* PAGE EXTRACT *

========================================================================

Patients switching from a once- or twice-daily premix (or self-mix) insulin regimen alone, or as part of a regimen of multiple daily injections, should initiate treatment with Ryzodeg 70/30 at the same unit dose and injection schedule as for the premix or self-mix insulin. If these patients also use short- or rapid-acting insulins at mealtime they should continue doing so for meals that are not covered by Ryzodeg 70/30.

Safety

The safety of Ryzodeg in patients with T2D was assessed in four clinical trials of 6 to 12 months in duration enrolling 998 patients. The most common adverse events were hypoglycemia, nasopharyngitis, upper respiratory tract infection, and headache. Hypoglycemia is the most commonly observed adverse reaction in patients using insulin, including Ryzodeg 70/30.

Complications of Insulin Therapy

Weight gain and hypoglycemia are the most frequently reported complications of insulin therapy. Both can be minimized with appropriate preventive measures and dosage adjustments. It is important to emphasize that the benefits of improved glycemic control far outweigh any adverse effects of weight gain in a patient with poorly controlled diabetes.

Weight Gain

Hyperinsulinemia caused by large amounts of exogenous insulin can lead to marked increases in weight, which is a real concern in T2D. Obesity itself is an insulin-resistant state that contributes to a cycle of worsening insulin resistance, increasing insulin requirements and further weight gain. Some patients, particularly those with obesity, may require large doses of insulin to normalize glycemia in order to overcome the insulin resistance that is typical of T2D. The additional exogenous insulin can result in hyperinsulinemia and an average increase in body weight of 3% to 9%. Excessive weight gain can be minimized by using the lowest possible dose of insulin to achieve target glycemic goals and encouraging the patient to decrease caloric intake and increase exercise. Of note is that the GLP1-RA class of agents help to reduce or minimize insulin requirements.

========================================================================

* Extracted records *

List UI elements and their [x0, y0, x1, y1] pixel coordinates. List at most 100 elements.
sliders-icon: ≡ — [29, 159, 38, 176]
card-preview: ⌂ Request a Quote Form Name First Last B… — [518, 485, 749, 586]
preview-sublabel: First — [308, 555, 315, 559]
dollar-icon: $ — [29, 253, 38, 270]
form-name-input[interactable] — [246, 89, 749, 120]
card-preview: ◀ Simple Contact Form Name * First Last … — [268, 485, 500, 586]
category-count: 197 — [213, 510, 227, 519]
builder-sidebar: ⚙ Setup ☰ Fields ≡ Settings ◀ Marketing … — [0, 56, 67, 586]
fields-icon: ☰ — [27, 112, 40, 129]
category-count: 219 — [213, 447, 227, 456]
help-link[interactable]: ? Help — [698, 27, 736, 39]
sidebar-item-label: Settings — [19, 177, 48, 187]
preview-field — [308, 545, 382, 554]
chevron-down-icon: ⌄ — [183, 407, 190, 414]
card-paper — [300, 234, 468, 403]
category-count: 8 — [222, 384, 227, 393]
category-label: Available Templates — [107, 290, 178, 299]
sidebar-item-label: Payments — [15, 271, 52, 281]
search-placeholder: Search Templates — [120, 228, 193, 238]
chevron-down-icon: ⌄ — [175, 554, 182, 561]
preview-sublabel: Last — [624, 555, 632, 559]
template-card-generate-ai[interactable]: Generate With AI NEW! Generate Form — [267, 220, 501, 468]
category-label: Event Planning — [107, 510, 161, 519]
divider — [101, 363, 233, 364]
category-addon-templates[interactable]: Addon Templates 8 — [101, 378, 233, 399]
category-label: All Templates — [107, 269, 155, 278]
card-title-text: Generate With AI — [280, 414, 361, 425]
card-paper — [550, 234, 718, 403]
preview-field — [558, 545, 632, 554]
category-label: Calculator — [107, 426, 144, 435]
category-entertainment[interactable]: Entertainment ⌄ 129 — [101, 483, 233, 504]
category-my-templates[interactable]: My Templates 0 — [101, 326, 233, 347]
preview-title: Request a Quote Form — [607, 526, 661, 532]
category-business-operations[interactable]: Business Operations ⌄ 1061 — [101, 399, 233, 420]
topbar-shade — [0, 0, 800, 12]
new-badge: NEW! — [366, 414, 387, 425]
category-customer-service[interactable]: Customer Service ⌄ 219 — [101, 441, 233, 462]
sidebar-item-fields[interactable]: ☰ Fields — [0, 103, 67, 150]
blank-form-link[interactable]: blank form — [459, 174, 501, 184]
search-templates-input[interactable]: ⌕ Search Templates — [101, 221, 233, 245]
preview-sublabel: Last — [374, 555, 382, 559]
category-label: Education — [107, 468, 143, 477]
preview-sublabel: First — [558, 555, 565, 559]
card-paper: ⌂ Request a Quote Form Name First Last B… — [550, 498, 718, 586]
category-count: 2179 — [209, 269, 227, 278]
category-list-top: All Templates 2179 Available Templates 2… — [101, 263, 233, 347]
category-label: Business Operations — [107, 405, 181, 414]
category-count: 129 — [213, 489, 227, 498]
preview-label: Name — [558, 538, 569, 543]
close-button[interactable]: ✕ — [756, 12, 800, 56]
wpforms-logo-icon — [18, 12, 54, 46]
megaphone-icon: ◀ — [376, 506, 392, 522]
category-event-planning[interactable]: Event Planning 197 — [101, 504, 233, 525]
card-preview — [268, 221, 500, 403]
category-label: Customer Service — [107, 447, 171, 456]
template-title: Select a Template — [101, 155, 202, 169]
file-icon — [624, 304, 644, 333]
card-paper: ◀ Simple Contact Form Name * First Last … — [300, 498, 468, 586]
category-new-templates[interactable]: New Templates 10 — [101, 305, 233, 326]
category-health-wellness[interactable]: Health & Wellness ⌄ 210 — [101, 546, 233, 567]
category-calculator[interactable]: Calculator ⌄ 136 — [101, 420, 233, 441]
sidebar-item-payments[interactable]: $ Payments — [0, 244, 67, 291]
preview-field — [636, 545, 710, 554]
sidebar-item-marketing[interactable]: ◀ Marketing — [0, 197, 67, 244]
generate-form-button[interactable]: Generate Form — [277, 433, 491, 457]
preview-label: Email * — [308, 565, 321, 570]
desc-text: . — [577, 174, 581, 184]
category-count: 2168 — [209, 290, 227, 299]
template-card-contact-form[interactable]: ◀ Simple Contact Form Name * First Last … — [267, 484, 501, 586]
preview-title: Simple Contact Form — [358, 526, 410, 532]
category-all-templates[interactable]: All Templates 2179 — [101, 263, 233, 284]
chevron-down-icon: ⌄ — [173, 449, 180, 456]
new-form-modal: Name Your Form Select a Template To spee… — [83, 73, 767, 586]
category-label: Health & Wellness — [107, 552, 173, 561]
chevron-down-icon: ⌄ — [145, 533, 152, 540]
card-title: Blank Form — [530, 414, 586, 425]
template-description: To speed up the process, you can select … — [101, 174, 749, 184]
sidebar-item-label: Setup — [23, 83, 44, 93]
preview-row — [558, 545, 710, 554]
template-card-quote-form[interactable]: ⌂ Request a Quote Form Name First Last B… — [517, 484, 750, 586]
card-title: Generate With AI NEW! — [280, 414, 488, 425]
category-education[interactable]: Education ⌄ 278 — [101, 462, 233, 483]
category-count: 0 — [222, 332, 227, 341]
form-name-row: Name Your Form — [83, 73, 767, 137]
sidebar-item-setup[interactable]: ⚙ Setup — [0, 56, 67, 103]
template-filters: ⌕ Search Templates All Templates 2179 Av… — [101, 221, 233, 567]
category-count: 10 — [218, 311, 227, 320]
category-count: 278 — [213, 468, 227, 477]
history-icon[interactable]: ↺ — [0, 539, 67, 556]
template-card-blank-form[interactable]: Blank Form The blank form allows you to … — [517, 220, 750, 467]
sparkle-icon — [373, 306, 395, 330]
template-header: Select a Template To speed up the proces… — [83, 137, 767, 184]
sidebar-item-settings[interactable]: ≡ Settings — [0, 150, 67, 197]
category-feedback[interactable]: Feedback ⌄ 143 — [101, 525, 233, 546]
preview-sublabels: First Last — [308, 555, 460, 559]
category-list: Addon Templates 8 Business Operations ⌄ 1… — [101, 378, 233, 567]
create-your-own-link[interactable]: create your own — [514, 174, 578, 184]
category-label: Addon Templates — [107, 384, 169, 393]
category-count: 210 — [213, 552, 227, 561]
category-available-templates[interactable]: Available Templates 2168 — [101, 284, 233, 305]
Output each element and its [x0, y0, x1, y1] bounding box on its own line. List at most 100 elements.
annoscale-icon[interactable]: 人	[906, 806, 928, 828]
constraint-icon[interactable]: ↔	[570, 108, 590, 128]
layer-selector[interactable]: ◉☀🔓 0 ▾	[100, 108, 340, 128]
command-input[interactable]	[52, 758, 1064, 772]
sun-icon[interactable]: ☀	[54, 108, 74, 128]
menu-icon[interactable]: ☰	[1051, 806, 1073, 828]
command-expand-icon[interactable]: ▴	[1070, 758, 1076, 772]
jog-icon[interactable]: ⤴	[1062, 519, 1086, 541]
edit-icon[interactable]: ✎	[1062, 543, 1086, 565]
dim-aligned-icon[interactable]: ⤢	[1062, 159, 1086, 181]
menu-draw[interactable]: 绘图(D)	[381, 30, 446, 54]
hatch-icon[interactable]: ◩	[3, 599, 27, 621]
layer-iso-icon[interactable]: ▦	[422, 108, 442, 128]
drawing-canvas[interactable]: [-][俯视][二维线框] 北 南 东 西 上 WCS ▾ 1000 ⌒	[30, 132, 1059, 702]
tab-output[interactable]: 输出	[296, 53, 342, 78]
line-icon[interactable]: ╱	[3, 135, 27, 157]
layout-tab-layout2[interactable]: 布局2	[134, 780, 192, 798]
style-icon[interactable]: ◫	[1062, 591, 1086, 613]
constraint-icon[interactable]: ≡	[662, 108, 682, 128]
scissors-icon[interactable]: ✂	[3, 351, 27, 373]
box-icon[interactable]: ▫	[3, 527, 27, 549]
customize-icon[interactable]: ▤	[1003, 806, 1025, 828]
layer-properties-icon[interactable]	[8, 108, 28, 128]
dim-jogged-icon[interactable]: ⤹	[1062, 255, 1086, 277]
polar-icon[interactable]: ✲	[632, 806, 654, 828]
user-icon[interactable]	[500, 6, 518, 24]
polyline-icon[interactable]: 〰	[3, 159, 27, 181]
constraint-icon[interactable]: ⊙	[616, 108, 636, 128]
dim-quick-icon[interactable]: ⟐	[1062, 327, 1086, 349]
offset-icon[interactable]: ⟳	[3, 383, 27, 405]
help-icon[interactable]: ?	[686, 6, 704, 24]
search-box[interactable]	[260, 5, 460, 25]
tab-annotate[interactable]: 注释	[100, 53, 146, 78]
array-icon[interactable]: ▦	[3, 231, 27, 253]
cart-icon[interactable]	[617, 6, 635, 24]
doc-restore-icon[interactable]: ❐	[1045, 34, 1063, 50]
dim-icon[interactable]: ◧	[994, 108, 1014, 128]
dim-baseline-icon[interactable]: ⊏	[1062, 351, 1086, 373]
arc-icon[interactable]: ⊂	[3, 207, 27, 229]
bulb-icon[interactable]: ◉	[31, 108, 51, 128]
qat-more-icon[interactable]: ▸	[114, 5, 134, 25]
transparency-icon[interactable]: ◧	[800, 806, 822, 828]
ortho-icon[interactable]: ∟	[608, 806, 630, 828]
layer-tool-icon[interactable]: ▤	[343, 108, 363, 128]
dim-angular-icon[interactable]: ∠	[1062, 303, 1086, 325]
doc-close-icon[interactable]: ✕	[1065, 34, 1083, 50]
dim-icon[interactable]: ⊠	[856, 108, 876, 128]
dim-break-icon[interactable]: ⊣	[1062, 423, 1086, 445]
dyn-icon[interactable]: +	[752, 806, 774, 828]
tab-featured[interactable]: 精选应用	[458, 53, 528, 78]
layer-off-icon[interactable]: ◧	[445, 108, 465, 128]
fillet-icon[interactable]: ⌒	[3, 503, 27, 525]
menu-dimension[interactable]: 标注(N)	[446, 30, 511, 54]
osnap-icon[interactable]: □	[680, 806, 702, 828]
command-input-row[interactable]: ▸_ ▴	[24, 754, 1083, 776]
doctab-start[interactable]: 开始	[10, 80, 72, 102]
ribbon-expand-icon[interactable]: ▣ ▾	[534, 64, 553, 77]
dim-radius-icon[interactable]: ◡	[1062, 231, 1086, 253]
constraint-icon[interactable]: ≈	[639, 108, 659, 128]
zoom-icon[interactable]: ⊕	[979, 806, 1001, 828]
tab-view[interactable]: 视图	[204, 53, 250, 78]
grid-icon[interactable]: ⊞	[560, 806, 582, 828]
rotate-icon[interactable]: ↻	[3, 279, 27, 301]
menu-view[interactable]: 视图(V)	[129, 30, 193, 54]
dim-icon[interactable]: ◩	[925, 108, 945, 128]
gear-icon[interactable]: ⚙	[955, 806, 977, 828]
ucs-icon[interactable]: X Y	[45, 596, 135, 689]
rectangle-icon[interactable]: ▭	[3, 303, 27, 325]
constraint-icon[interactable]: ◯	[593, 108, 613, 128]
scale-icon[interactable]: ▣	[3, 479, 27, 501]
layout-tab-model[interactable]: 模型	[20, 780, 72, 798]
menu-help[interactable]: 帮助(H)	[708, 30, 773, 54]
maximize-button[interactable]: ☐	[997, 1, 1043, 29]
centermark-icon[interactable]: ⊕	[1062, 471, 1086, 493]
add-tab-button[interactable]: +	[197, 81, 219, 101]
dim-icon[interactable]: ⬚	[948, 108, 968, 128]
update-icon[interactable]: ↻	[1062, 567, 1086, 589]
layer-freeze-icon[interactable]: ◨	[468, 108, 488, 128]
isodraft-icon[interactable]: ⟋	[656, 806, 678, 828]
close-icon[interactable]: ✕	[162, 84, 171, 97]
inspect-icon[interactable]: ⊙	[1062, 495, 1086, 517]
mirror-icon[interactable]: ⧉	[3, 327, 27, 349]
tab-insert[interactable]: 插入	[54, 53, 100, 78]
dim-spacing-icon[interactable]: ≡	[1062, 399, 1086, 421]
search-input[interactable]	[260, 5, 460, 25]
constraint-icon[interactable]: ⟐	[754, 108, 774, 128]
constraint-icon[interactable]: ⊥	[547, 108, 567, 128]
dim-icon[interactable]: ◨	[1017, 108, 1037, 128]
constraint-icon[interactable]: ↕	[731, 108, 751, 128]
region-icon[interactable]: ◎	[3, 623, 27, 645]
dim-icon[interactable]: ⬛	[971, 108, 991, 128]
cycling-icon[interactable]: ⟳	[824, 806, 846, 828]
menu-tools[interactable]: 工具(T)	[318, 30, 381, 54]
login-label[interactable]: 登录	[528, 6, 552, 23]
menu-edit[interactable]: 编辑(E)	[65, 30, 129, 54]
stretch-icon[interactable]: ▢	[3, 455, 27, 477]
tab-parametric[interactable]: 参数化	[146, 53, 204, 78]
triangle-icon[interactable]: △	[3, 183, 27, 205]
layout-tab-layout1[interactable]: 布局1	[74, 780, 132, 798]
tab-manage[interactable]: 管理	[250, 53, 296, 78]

========================================================================

* APPLY WHAT YOU READ *
a) Answer these questions using the Ryzodeg and insulin therapy passage:
(i) How many patients were enrolled in the four clinical trials that assessed the safety of Ryzodeg in T2D?
(ii) What are the two most frequently reported complications of insulin therapy?
(iii) What average increase in body weight can the additional exogenous insulin cause?
b) Continue the passage on Ryzodeg and insulin therapy, starting right after its last sentence.

* ANSWERS PER TASK *
a)
(i) 998 patients.
(ii) Weight gain and hypoglycemia.
(iii) 3% to 9%.

b)
The UKPDS trial found that the average weight gain was approximately 7 kg in patients with T2D after 10 years of insulin therapy, with the greatest gains occurring when first initiated. After 3 years of treatment, metformin monotherapy resulted in no weight gain, compared with gains of 3.5 kg to 4.8 kg with either insulin or a sulfonylurea. Despite increased weight gain, UKPDS found that insulin monotherapy decreased the incidence of microvascular complications.

Studies of patients with T2D have reported less weight gain with insulin detemir (up to 2.6 lb) than with NPH insulin (up to 6.2 lb). Premixed rapid-acting preparations are also associated with increased weight gain compared with long-acting or oral agents. In the HEART2D trial, prandial insulin was associated with greater weight gain than basal insulin (4.8 kg vs 3.1 kg).

Hypoglycemia

The incidence of hypoglycemic reaction increases with insulin therapy, particularly intensive regimens and the thin and the elderly are most affected by such episodes. Patients with T1D are also more likely to experience hypoglycemia compared with patients with T2D. Severe hypoglycemia is rare in patients with obesity and T2D and is usually related to causal factors such as:

  • Overinsulinization
  • Underfeeding
  • Unplanned strenuous physical activity
  • Excessive alcohol
  • Incorrect dose of insulin or oral agents taken by patient.

Among basal insulins, insulin glargine and detemir are associated with less symptomatic and nocturnal hypoglycemia than NPH insulin. In individual clinical trials, insulin degludec is associated with numerically fewer hypoglycemic events (overall and nocturnal) compared with insulin glargine, with meta-analysis revealing a significant difference. Compared with basal insulin, prandial insulin is associated with a greater risk of hypoglycemia. Frequent SMBG monitoring by the patient with adjustment in the dose or type of insulin can significantly reduce the likelihood of hypoglycemia.